***** Input rows

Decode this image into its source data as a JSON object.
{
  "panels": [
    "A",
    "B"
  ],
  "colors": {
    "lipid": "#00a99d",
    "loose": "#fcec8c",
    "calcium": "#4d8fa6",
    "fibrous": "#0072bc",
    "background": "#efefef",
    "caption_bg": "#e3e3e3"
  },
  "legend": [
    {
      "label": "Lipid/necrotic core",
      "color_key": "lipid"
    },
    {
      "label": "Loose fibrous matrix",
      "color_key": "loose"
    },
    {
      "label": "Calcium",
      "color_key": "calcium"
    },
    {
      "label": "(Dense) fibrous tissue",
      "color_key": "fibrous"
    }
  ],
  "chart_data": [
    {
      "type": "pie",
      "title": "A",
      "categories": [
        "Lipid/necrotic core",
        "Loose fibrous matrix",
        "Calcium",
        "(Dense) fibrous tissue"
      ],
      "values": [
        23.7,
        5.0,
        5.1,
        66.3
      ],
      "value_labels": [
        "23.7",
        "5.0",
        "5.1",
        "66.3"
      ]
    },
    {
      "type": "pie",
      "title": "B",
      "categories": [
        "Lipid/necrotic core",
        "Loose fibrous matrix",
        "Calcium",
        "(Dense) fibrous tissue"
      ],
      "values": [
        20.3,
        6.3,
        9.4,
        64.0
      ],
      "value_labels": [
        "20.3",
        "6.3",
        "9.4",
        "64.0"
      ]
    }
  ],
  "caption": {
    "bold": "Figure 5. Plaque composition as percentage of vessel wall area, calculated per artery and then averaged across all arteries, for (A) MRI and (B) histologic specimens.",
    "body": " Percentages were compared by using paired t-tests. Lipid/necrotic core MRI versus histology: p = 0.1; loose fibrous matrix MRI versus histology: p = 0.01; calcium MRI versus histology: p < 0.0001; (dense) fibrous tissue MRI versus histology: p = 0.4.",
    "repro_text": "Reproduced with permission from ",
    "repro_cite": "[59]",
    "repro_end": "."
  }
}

**********

Exercise directions >>
Repeat every record, exactly as written.

Exercise output >>
Decode this image into its source data as a JSON object.
{
  "panels": [
    "A",
    "B"
  ],
  "colors": {
    "lipid": "#00a99d",
    "loose": "#fcec8c",
    "calcium": "#4d8fa6",
    "fibrous": "#0072bc",
    "background": "#efefef",
    "caption_bg": "#e3e3e3"
  },
  "legend": [
    {
      "label": "Lipid/necrotic core",
      "color_key": "lipid"
    },
    {
      "label": "Loose fibrous matrix",
      "color_key": "loose"
    },
    {
      "label": "Calcium",
      "color_key": "calcium"
    },
    {
      "label": "(Dense) fibrous tissue",
      "color_key": "fibrous"
    }
  ],
  "chart_data": [
    {
      "type": "pie",
      "title": "A",
      "categories": [
        "Lipid/necrotic core",
        "Loose fibrous matrix",
        "Calcium",
        "(Dense) fibrous tissue"
      ],
      "values": [
        23.7,
        5.0,
        5.1,
        66.3
      ],
      "value_labels": [
        "23.7",
        "5.0",
        "5.1",
        "66.3"
      ]
    },
    {
      "type": "pie",
      "title": "B",
      "categories": [
        "Lipid/necrotic core",
        "Loose fibrous matrix",
        "Calcium",
        "(Dense) fibrous tissue"
      ],
      "values": [
        20.3,
        6.3,
        9.4,
        64.0
      ],
      "value_labels": [
        "20.3",
        "6.3",
        "9.4",
        "64.0"
      ]
    }
  ],
  "caption": {
    "bold": "Figure 5. Plaque composition as percentage of vessel wall area, calculated per artery and then averaged across all arteries, for (A) MRI and (B) histologic specimens.",
    "body": " Percentages were compared by using paired t-tests. Lipid/necrotic core MRI versus histology: p = 0.1; loose fibrous matrix MRI versus histology: p = 0.01; calcium MRI versus histology: p < 0.0001; (dense) fibrous tissue MRI versus histology: p = 0.4.",
    "repro_text": "Reproduced with permission from ",
    "repro_cite": "[59]",
    "repro_end": "."
  }
}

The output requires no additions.